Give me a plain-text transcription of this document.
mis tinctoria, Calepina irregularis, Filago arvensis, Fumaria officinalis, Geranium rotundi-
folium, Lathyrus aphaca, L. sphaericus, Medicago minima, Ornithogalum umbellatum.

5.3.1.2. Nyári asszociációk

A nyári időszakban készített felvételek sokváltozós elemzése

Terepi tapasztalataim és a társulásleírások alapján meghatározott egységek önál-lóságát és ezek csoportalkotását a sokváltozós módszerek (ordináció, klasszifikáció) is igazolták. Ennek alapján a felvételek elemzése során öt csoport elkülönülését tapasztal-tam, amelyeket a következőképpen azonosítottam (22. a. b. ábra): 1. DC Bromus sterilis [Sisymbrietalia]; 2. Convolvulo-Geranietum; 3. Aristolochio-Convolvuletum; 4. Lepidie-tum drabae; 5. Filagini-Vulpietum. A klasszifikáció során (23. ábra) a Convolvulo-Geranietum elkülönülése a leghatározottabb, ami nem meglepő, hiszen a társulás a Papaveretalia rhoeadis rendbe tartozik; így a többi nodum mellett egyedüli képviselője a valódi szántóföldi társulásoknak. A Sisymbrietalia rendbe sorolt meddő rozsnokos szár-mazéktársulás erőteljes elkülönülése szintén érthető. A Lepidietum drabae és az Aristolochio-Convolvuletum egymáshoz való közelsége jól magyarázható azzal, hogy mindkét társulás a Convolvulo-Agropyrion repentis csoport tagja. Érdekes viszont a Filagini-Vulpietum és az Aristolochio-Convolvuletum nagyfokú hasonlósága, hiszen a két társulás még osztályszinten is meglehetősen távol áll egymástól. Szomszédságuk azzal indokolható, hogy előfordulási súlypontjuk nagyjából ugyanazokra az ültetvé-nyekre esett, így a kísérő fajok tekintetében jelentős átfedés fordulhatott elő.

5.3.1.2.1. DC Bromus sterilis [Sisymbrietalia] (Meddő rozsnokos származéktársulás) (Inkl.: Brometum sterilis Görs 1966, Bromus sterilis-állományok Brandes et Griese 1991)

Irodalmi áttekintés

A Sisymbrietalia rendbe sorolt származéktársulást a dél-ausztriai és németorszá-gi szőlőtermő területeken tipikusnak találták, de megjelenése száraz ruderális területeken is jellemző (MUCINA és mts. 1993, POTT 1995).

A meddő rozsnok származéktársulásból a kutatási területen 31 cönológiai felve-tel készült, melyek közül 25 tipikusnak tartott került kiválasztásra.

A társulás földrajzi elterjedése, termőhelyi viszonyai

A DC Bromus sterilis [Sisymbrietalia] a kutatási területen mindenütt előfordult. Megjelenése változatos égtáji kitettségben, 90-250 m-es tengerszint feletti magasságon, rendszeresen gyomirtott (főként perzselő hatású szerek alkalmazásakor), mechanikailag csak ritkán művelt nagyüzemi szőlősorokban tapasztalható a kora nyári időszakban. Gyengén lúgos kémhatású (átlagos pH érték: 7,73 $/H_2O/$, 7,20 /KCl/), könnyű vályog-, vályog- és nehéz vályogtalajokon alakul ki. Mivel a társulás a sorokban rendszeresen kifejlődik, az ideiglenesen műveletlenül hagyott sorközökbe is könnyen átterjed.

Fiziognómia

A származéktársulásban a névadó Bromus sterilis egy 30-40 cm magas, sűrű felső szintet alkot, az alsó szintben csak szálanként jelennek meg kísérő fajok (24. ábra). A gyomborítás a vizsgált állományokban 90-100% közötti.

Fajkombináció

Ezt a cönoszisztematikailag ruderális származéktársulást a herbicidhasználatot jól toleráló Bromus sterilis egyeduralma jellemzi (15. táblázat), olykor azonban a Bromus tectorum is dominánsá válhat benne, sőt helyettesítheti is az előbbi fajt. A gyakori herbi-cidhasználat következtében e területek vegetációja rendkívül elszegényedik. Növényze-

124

________________________________________

* _Exercise objective_:
Take the data above and return it exactly.

* _Solution to this problem_:
Give me a plain-text transcription of this document.
mis tinctoria, Calepina irregularis, Filago arvensis, Fumaria officinalis, Geranium rotundi-
folium, Lathyrus aphaca, L. sphaericus, Medicago minima, Ornithogalum umbellatum.

5.3.1.2. Nyári asszociációk

A nyári időszakban készített felvételek sokváltozós elemzése

Terepi tapasztalataim és a társulásleírások alapján meghatározott egységek önál-lóságát és ezek csoportalkotását a sokváltozós módszerek (ordináció, klasszifikáció) is igazolták. Ennek alapján a felvételek elemzése során öt csoport elkülönülését tapasztal-tam, amelyeket a következőképpen azonosítottam (22. a. b. ábra): 1. DC Bromus sterilis [Sisymbrietalia]; 2. Convolvulo-Geranietum; 3. Aristolochio-Convolvuletum; 4. Lepidie-tum drabae; 5. Filagini-Vulpietum. A klasszifikáció során (23. ábra) a Convolvulo-Geranietum elkülönülése a leghatározottabb, ami nem meglepő, hiszen a társulás a Papaveretalia rhoeadis rendbe tartozik; így a többi nodum mellett egyedüli képviselője a valódi szántóföldi társulásoknak. A Sisymbrietalia rendbe sorolt meddő rozsnokos szár-mazéktársulás erőteljes elkülönülése szintén érthető. A Lepidietum drabae és az Aristolochio-Convolvuletum egymáshoz való közelsége jól magyarázható azzal, hogy mindkét társulás a Convolvulo-Agropyrion repentis csoport tagja. Érdekes viszont a Filagini-Vulpietum és az Aristolochio-Convolvuletum nagyfokú hasonlósága, hiszen a két társulás még osztályszinten is meglehetősen távol áll egymástól. Szomszédságuk azzal indokolható, hogy előfordulási súlypontjuk nagyjából ugyanazokra az ültetvé-nyekre esett, így a kísérő fajok tekintetében jelentős átfedés fordulhatott elő.

5.3.1.2.1. DC Bromus sterilis [Sisymbrietalia] (Meddő rozsnokos származéktársulás) (Inkl.: Brometum sterilis Görs 1966, Bromus sterilis-állományok Brandes et Griese 1991)

Irodalmi áttekintés

A Sisymbrietalia rendbe sorolt származéktársulást a dél-ausztriai és németorszá-gi szőlőtermő területeken tipikusnak találták, de megjelenése száraz ruderális területeken is jellemző (MUCINA és mts. 1993, POTT 1995).

A meddő rozsnok származéktársulásból a kutatási területen 31 cönológiai felve-tel készült, melyek közül 25 tipikusnak tartott került kiválasztásra.

A társulás földrajzi elterjedése, termőhelyi viszonyai

A DC Bromus sterilis [Sisymbrietalia] a kutatási területen mindenütt előfordult. Megjelenése változatos égtáji kitettségben, 90-250 m-es tengerszint feletti magasságon, rendszeresen gyomirtott (főként perzselő hatású szerek alkalmazásakor), mechanikailag csak ritkán művelt nagyüzemi szőlősorokban tapasztalható a kora nyári időszakban. Gyengén lúgos kémhatású (átlagos pH érték: 7,73 $/H_2O/$, 7,20 /KCl/), könnyű vályog-, vályog- és nehéz vályogtalajokon alakul ki. Mivel a társulás a sorokban rendszeresen kifejlődik, az ideiglenesen műveletlenül hagyott sorközökbe is könnyen átterjed.

Fiziognómia

A származéktársulásban a névadó Bromus sterilis egy 30-40 cm magas, sűrű felső szintet alkot, az alsó szintben csak szálanként jelennek meg kísérő fajok (24. ábra). A gyomborítás a vizsgált állományokban 90-100% közötti.

Fajkombináció

Ezt a cönoszisztematikailag ruderális származéktársulást a herbicidhasználatot jól toleráló Bromus sterilis egyeduralma jellemzi (15. táblázat), olykor azonban a Bromus tectorum is dominánsá válhat benne, sőt helyettesítheti is az előbbi fajt. A gyakori herbi-cidhasználat következtében e területek vegetációja rendkívül elszegényedik. Növényze-

124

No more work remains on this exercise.